** What you will do **
Go through the records underneath and count the lines that include the string "good". Give nothing but the number.

** Listed records **
********************

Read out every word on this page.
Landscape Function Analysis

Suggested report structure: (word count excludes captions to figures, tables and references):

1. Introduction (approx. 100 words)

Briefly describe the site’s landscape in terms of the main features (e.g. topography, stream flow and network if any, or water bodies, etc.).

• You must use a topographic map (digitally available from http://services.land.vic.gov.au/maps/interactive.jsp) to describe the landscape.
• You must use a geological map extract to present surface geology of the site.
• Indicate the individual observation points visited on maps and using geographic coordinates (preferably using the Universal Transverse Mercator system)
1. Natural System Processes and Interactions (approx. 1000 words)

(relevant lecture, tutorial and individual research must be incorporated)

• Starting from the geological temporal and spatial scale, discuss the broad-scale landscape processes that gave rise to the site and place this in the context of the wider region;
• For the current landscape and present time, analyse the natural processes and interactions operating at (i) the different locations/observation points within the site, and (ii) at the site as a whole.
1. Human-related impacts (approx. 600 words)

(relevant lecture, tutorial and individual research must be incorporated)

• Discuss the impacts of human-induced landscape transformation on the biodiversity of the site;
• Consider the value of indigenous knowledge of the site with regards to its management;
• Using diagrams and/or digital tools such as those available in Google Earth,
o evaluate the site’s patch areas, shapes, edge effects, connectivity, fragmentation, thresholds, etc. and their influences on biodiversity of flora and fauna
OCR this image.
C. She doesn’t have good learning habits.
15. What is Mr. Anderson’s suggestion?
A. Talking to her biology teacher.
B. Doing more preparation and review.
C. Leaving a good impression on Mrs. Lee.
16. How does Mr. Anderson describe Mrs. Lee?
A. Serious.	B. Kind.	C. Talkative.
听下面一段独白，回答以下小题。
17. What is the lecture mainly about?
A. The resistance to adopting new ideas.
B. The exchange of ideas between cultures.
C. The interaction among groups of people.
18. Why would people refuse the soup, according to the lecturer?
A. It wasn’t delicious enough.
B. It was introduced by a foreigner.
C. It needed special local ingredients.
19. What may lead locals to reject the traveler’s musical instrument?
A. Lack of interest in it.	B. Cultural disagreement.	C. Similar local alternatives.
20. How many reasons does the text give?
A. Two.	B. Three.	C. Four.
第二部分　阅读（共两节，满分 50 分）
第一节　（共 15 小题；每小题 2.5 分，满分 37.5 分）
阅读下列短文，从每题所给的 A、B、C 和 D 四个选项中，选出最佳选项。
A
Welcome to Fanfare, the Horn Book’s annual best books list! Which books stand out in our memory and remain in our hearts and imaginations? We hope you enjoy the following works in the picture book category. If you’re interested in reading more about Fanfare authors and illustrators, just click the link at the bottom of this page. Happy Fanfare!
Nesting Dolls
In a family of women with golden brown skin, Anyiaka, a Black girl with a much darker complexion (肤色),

********************

** Result for this task **
2